Write out the whole listing word for word.
* * *
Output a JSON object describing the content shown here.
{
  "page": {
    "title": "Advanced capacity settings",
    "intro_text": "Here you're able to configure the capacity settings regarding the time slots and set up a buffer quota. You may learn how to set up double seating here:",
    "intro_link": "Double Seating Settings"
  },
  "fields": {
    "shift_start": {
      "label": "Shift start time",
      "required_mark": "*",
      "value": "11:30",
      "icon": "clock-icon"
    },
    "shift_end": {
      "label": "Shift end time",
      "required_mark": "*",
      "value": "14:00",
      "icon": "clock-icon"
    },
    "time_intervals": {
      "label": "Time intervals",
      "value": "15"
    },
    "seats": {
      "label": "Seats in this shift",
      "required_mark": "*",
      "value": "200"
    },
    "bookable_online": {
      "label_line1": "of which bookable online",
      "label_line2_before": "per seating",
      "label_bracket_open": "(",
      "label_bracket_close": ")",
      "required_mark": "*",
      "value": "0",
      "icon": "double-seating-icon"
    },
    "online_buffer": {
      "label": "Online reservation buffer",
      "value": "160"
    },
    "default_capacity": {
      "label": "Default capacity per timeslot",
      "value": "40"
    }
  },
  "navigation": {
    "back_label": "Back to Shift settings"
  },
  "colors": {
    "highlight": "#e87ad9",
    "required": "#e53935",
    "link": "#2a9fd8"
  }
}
* * *
§ **Exercise output**
Output a JSON object describing the content shown here.
{
  "page": {
    "title": "Advanced capacity settings",
    "intro_text": "Here you're able to configure the capacity settings regarding the time slots and set up a buffer quota. You may learn how to set up double seating here:",
    "intro_link": "Double Seating Settings"
  },
  "fields": {
    "shift_start": {
      "label": "Shift start time",
      "required_mark": "*",
      "value": "11:30",
      "icon": "clock-icon"
    },
    "shift_end": {
      "label": "Shift end time",
      "required_mark": "*",
      "value": "14:00",
      "icon": "clock-icon"
    },
    "time_intervals": {
      "label": "Time intervals",
      "value": "15"
    },
    "seats": {
      "label": "Seats in this shift",
      "required_mark": "*",
      "value": "200"
    },
    "bookable_online": {
      "label_line1": "of which bookable online",
      "label_line2_before": "per seating",
      "label_bracket_open": "(",
      "label_bracket_close": ")",
      "required_mark": "*",
      "value": "0",
      "icon": "double-seating-icon"
    },
    "online_buffer": {
      "label": "Online reservation buffer",
      "value": "160"
    },
    "default_capacity": {
      "label": "Default capacity per timeslot",
      "value": "40"
    }
  },
  "navigation": {
    "back_label": "Back to Shift settings"
  },
  "colors": {
    "highlight": "#e87ad9",
    "required": "#e53935",
    "link": "#2a9fd8"
  }
}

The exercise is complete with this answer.